>> Begin ENTRIES SUPPLIED
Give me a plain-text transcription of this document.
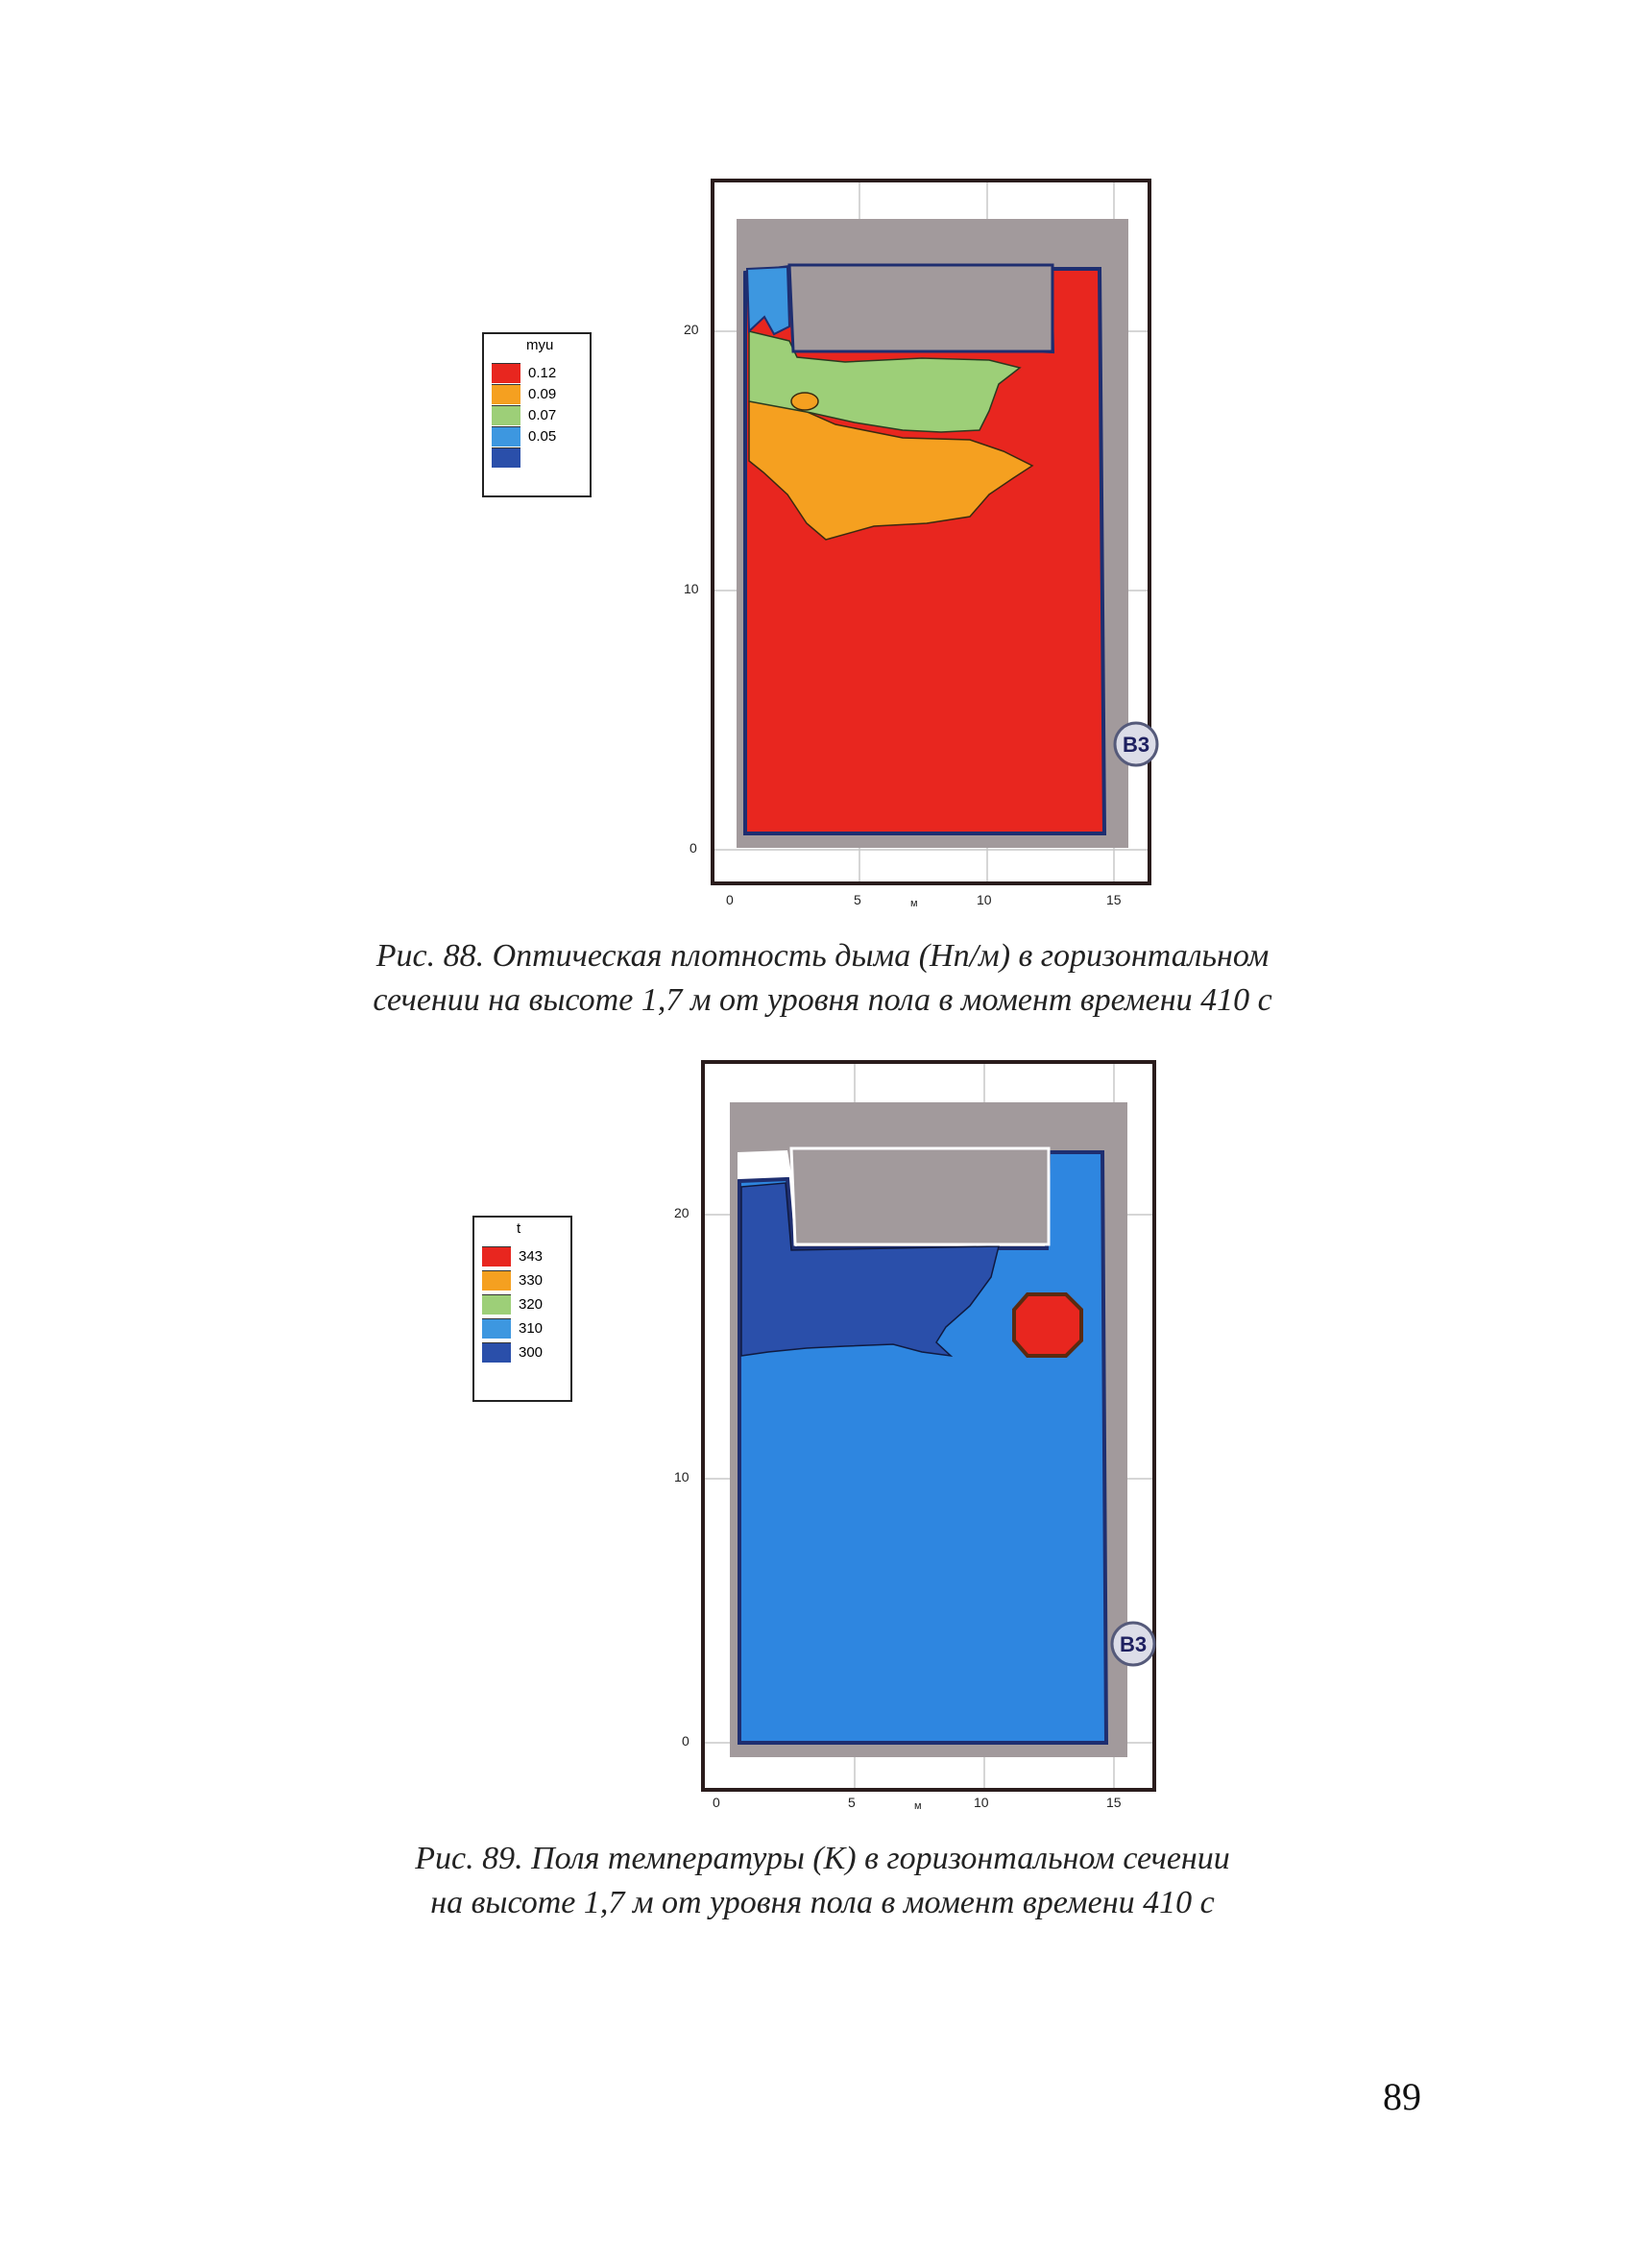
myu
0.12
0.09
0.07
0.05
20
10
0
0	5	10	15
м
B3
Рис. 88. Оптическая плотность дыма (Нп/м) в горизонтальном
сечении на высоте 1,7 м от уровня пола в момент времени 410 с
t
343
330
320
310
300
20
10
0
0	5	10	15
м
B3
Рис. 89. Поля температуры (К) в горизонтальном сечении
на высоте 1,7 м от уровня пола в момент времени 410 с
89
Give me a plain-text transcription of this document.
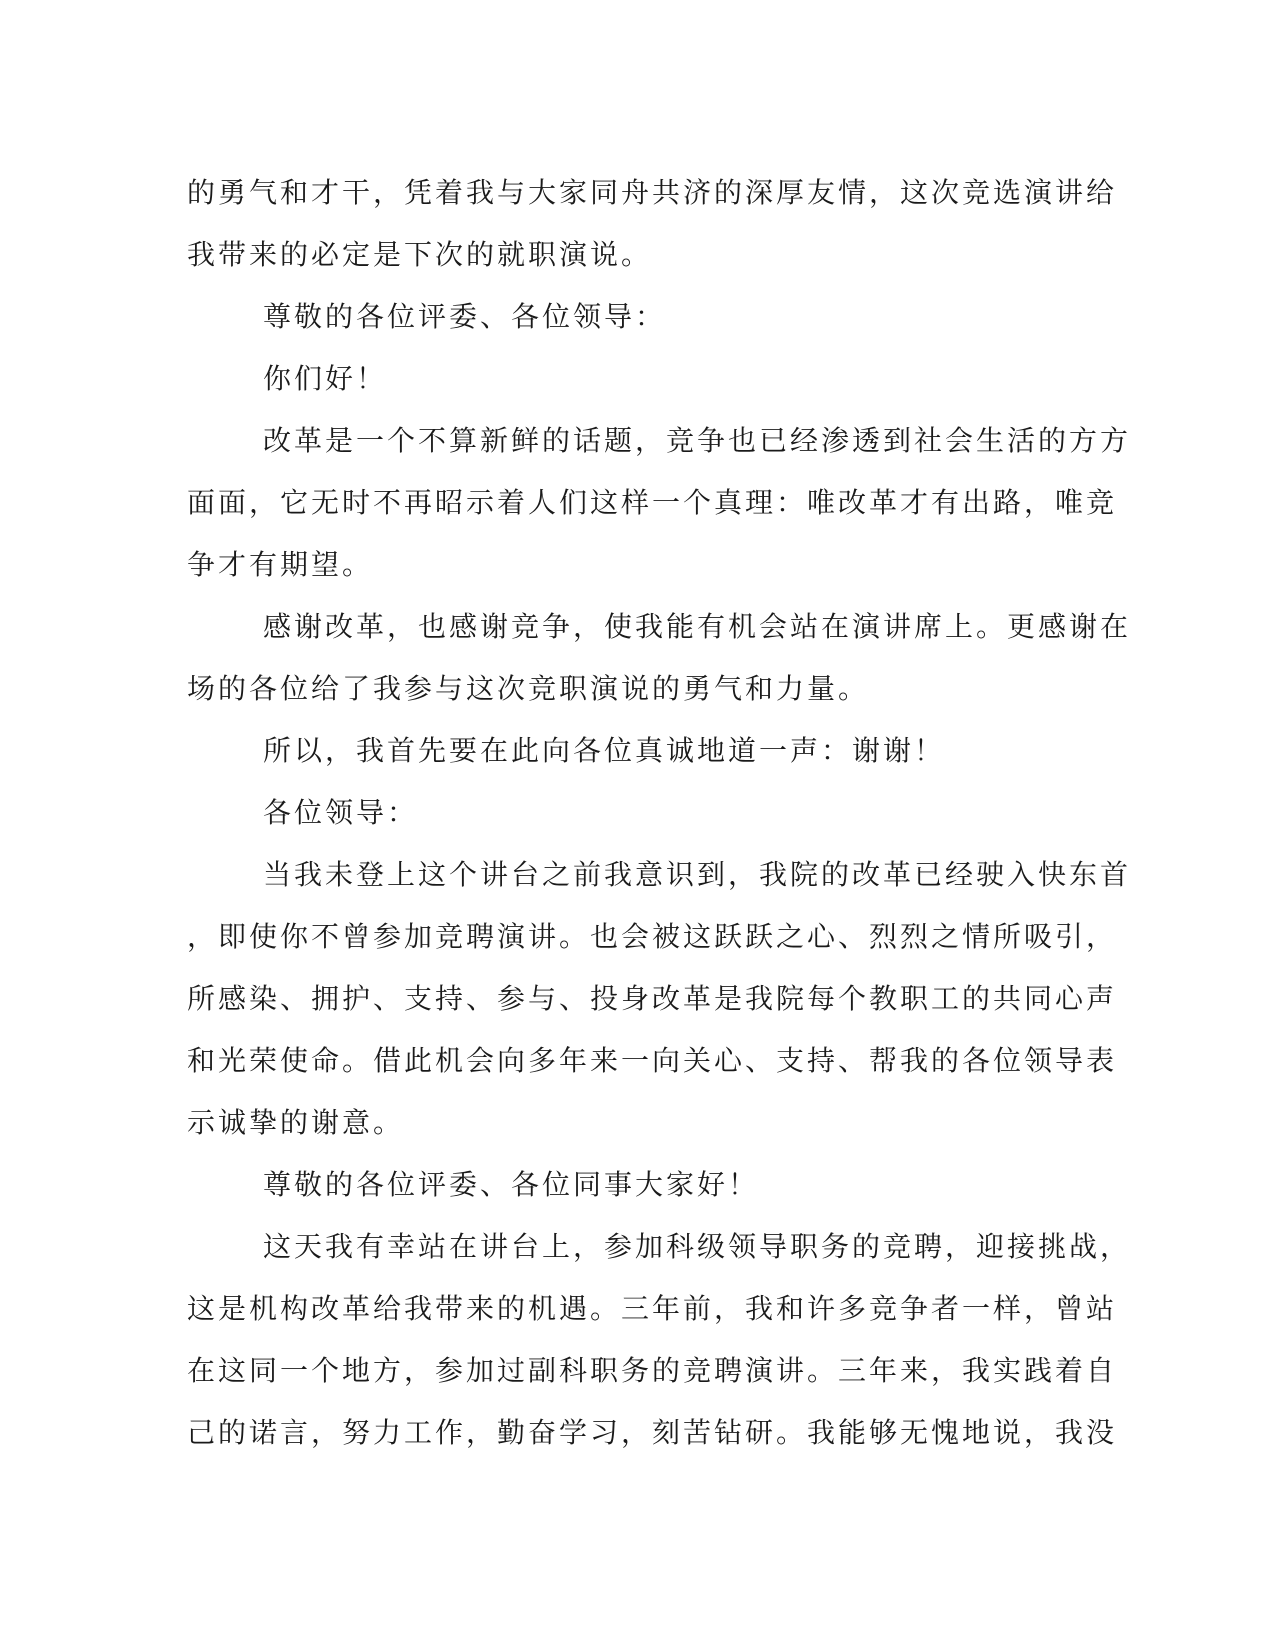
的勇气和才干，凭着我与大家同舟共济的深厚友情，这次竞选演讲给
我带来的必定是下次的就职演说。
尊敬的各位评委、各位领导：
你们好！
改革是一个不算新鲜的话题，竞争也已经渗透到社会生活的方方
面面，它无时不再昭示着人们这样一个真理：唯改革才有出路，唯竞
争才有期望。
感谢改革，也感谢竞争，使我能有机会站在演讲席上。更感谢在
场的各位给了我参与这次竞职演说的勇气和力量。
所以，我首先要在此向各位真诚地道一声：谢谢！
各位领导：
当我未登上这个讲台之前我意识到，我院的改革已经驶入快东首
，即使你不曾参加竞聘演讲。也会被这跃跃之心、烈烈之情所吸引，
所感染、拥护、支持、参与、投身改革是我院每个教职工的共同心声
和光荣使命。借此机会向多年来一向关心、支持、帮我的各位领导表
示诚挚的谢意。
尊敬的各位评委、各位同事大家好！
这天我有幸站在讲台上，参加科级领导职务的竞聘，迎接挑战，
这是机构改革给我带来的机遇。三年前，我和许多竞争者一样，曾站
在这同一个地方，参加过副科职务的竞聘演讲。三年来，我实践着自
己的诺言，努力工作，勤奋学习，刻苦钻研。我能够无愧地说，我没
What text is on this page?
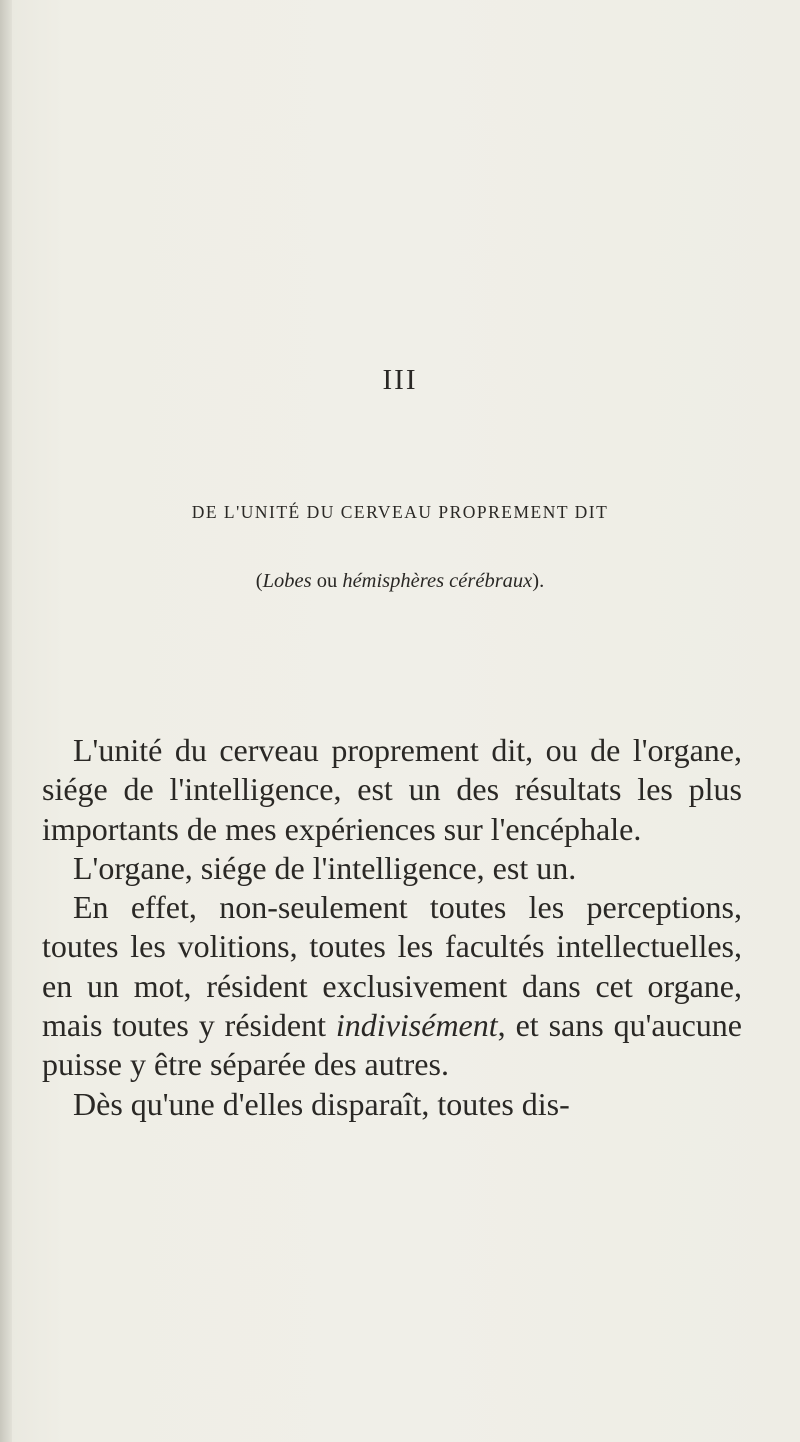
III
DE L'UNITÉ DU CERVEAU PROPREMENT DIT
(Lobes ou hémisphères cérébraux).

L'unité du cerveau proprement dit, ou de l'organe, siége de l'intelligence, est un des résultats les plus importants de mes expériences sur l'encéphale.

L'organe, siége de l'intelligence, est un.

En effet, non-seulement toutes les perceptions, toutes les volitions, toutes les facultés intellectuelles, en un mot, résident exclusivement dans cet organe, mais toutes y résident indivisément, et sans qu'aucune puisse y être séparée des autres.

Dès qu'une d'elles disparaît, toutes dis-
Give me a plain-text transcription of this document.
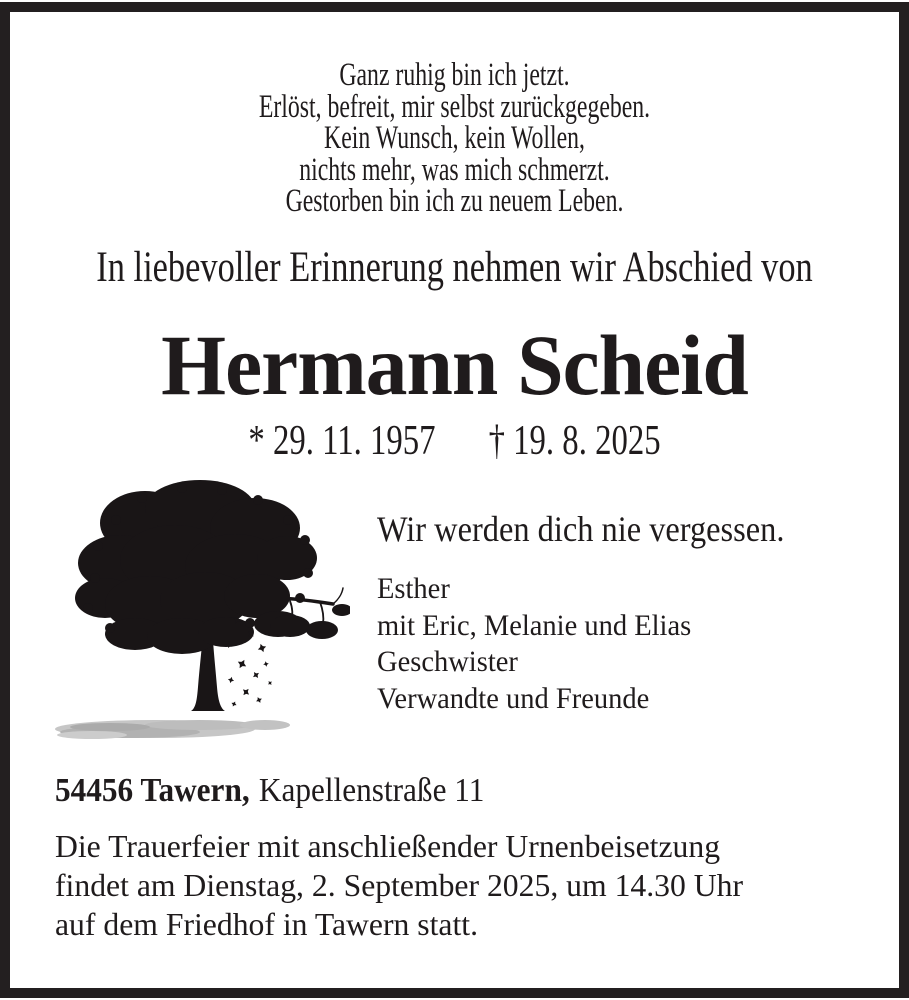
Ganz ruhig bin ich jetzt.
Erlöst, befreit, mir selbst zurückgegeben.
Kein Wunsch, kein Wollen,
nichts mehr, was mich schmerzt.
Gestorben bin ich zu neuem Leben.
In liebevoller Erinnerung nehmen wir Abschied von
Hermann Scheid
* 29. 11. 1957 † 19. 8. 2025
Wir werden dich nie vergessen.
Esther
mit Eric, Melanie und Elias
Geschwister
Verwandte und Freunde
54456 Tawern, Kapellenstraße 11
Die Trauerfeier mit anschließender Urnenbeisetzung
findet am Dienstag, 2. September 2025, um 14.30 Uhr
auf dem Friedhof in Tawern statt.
>> End ENTRIES SUPPLIED
§ OBJECTIVE
Where a line above contains the string "toutes", copy that line.

§ RESPONSE TO THE EXERCISE
En effet, non-seulement toutes les perceptions, toutes les volitions, toutes les facultés intellectuelles, en un mot, résident exclusivement dans cet organe, mais toutes y résident indivisément, et sans qu'aucune puisse y être séparée des autres.
Dès qu'une d'elles disparaît, toutes dis-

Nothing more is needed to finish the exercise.